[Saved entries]
####################

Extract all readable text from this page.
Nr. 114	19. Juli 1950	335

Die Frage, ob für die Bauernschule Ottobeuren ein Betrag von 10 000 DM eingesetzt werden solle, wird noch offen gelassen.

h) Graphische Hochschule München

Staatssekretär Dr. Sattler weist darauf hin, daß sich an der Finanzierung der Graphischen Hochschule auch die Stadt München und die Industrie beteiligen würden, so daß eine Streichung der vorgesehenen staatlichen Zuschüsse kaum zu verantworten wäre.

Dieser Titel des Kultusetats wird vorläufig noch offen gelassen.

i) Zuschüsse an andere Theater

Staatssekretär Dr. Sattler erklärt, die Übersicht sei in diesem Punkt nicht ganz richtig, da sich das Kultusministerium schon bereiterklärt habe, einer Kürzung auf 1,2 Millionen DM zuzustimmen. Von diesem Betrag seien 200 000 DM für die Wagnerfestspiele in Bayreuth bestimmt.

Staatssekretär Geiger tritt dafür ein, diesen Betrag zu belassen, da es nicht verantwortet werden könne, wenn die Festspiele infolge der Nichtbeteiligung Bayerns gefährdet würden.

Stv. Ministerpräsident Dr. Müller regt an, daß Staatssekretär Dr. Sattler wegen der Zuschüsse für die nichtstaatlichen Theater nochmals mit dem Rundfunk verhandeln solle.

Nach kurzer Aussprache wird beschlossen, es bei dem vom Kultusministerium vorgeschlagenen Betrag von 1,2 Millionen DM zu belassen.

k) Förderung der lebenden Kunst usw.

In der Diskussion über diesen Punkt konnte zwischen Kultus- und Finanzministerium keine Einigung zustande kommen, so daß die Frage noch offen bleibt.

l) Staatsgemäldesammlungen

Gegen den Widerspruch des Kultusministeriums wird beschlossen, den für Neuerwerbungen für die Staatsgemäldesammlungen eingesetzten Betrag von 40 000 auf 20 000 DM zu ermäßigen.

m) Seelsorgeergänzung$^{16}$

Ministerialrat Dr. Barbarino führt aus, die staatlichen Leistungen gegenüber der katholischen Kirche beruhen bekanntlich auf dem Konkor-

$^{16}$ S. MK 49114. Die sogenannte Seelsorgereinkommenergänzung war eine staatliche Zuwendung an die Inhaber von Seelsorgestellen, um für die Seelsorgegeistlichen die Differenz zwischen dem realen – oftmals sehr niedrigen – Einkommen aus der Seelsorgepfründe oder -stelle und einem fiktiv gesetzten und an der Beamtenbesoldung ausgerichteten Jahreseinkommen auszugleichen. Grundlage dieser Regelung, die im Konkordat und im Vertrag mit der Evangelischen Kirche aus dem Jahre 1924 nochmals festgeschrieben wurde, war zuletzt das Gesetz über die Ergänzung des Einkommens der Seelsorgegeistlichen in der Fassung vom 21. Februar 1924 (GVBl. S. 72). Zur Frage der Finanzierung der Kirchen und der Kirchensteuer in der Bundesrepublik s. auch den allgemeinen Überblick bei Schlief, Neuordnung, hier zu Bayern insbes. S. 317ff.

####################

Exercise requirements: Output each record exactly, leaving nothing out.

Answer for the task:
Extract all readable text from this page.
Nr. 114	19. Juli 1950	335

Die Frage, ob für die Bauernschule Ottobeuren ein Betrag von 10 000 DM eingesetzt werden solle, wird noch offen gelassen.

h) Graphische Hochschule München

Staatssekretär Dr. Sattler weist darauf hin, daß sich an der Finanzierung der Graphischen Hochschule auch die Stadt München und die Industrie beteiligen würden, so daß eine Streichung der vorgesehenen staatlichen Zuschüsse kaum zu verantworten wäre.

Dieser Titel des Kultusetats wird vorläufig noch offen gelassen.

i) Zuschüsse an andere Theater

Staatssekretär Dr. Sattler erklärt, die Übersicht sei in diesem Punkt nicht ganz richtig, da sich das Kultusministerium schon bereiterklärt habe, einer Kürzung auf 1,2 Millionen DM zuzustimmen. Von diesem Betrag seien 200 000 DM für die Wagnerfestspiele in Bayreuth bestimmt.

Staatssekretär Geiger tritt dafür ein, diesen Betrag zu belassen, da es nicht verantwortet werden könne, wenn die Festspiele infolge der Nichtbeteiligung Bayerns gefährdet würden.

Stv. Ministerpräsident Dr. Müller regt an, daß Staatssekretär Dr. Sattler wegen der Zuschüsse für die nichtstaatlichen Theater nochmals mit dem Rundfunk verhandeln solle.

Nach kurzer Aussprache wird beschlossen, es bei dem vom Kultusministerium vorgeschlagenen Betrag von 1,2 Millionen DM zu belassen.

k) Förderung der lebenden Kunst usw.

In der Diskussion über diesen Punkt konnte zwischen Kultus- und Finanzministerium keine Einigung zustande kommen, so daß die Frage noch offen bleibt.

l) Staatsgemäldesammlungen

Gegen den Widerspruch des Kultusministeriums wird beschlossen, den für Neuerwerbungen für die Staatsgemäldesammlungen eingesetzten Betrag von 40 000 auf 20 000 DM zu ermäßigen.

m) Seelsorgeergänzung$^{16}$

Ministerialrat Dr. Barbarino führt aus, die staatlichen Leistungen gegenüber der katholischen Kirche beruhen bekanntlich auf dem Konkor-

$^{16}$ S. MK 49114. Die sogenannte Seelsorgereinkommenergänzung war eine staatliche Zuwendung an die Inhaber von Seelsorgestellen, um für die Seelsorgegeistlichen die Differenz zwischen dem realen – oftmals sehr niedrigen – Einkommen aus der Seelsorgepfründe oder -stelle und einem fiktiv gesetzten und an der Beamtenbesoldung ausgerichteten Jahreseinkommen auszugleichen. Grundlage dieser Regelung, die im Konkordat und im Vertrag mit der Evangelischen Kirche aus dem Jahre 1924 nochmals festgeschrieben wurde, war zuletzt das Gesetz über die Ergänzung des Einkommens der Seelsorgegeistlichen in der Fassung vom 21. Februar 1924 (GVBl. S. 72). Zur Frage der Finanzierung der Kirchen und der Kirchensteuer in der Bundesrepublik s. auch den allgemeinen Überblick bei Schlief, Neuordnung, hier zu Bayern insbes. S. 317ff.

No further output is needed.